(Figure content listings)
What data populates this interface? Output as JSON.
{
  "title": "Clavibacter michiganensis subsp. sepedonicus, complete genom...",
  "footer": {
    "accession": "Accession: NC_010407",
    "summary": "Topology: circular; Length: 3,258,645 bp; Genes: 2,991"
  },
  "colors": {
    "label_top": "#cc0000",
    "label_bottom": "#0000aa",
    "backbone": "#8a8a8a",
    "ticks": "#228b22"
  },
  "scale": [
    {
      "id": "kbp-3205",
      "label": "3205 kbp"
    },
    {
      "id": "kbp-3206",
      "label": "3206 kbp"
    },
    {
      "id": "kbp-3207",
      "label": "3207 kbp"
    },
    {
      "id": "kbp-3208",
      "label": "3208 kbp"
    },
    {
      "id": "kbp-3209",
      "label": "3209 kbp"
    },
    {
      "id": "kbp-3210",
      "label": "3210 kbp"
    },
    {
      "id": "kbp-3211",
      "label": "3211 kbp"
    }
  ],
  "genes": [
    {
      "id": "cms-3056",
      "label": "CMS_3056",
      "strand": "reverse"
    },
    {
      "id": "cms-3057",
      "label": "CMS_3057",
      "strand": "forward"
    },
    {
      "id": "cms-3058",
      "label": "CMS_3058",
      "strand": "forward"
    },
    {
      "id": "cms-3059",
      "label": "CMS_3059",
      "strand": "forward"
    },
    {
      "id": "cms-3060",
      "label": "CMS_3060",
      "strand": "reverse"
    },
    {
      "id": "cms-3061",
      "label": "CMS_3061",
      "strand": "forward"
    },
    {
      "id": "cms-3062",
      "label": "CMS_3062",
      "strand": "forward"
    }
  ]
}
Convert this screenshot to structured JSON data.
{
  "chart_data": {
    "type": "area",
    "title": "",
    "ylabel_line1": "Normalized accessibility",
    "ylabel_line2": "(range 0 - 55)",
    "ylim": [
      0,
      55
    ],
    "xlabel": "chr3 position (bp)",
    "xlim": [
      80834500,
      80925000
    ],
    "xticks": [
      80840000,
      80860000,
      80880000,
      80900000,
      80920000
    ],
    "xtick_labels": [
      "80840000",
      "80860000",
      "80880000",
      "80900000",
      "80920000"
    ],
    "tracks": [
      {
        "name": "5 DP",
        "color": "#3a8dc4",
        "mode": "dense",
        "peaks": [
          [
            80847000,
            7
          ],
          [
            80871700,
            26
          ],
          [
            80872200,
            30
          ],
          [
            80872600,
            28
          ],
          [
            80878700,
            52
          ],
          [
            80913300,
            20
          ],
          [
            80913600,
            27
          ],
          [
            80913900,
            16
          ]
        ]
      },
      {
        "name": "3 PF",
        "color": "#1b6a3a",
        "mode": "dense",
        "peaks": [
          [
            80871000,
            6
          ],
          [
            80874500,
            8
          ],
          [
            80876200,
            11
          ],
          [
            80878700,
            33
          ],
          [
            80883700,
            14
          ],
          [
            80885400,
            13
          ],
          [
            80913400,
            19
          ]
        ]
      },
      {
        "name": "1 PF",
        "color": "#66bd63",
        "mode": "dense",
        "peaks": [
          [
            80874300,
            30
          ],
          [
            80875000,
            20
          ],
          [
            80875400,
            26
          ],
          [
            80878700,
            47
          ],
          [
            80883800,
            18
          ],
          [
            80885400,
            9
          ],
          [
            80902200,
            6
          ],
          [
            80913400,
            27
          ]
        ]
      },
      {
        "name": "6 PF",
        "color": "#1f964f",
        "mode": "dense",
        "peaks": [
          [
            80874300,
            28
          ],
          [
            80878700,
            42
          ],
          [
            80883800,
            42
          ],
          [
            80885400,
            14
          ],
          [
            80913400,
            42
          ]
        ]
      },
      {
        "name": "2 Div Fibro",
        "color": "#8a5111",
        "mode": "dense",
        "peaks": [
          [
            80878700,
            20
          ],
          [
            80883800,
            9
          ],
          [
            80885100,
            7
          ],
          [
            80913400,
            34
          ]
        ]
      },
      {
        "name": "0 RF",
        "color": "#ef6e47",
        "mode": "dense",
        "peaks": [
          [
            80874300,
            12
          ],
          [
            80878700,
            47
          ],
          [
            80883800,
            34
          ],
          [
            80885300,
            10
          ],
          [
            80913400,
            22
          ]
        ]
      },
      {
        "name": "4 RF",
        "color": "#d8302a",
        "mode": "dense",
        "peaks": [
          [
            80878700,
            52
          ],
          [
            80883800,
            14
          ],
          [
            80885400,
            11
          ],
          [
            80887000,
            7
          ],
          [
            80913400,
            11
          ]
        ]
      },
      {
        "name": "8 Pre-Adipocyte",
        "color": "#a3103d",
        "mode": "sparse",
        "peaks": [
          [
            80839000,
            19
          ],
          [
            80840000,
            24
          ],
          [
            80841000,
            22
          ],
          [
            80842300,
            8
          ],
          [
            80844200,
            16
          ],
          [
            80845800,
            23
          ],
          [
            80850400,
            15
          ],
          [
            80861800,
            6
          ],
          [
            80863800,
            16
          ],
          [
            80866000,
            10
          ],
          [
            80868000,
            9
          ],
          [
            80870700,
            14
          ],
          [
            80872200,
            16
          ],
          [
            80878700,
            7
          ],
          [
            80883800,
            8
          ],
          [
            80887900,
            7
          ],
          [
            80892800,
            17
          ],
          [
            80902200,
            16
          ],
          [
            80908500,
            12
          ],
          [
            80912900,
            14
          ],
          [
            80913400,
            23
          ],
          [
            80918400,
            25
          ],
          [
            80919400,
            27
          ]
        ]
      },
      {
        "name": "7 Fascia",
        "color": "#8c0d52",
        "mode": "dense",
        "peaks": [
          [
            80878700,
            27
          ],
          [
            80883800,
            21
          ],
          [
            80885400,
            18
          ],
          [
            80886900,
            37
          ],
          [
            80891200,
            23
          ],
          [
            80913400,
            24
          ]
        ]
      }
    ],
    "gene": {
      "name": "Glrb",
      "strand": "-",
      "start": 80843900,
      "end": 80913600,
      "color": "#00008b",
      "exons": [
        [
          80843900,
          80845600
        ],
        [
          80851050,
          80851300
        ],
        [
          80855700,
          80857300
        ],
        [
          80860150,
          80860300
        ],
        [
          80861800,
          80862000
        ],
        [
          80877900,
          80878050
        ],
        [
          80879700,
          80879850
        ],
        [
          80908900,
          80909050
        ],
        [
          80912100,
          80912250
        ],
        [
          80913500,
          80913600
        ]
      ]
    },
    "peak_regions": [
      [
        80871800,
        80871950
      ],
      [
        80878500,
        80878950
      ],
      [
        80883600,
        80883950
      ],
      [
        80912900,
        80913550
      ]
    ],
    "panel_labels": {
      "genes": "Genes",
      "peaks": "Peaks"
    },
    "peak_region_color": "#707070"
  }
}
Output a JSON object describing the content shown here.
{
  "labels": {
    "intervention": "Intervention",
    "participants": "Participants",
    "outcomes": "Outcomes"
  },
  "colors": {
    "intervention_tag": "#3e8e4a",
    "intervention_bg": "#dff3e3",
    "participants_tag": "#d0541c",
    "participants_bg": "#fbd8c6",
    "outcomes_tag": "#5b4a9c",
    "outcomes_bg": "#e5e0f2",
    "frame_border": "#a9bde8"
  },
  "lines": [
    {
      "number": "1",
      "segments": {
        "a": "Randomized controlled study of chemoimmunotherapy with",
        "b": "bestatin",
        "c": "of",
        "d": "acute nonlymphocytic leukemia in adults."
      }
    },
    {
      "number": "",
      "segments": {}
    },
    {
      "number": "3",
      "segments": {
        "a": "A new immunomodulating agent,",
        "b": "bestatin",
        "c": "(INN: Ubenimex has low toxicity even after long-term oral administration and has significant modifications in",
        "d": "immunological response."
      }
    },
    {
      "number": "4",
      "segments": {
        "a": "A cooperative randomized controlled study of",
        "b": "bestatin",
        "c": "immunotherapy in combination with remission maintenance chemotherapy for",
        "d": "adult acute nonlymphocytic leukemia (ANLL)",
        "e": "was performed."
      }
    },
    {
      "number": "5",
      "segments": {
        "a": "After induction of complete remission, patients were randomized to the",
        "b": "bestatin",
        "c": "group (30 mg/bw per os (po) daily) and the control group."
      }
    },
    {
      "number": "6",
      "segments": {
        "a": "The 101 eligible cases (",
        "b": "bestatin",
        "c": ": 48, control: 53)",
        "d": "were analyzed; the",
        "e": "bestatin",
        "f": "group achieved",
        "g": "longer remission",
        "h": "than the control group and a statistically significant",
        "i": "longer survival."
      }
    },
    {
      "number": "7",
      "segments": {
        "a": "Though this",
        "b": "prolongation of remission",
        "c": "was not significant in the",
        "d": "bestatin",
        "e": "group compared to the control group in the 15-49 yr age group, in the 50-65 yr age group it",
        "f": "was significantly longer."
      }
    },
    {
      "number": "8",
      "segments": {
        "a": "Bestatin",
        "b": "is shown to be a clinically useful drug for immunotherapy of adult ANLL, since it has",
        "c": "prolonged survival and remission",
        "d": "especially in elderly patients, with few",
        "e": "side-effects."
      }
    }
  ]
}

Work item: From the entries above, return each line with the word "ANLL" in it.

Written answer:
        "d": "adult acute nonlymphocytic leukemia (ANLL)",
        "b": "is shown to be a clinically useful drug for immunotherapy of adult ANLL, since it has",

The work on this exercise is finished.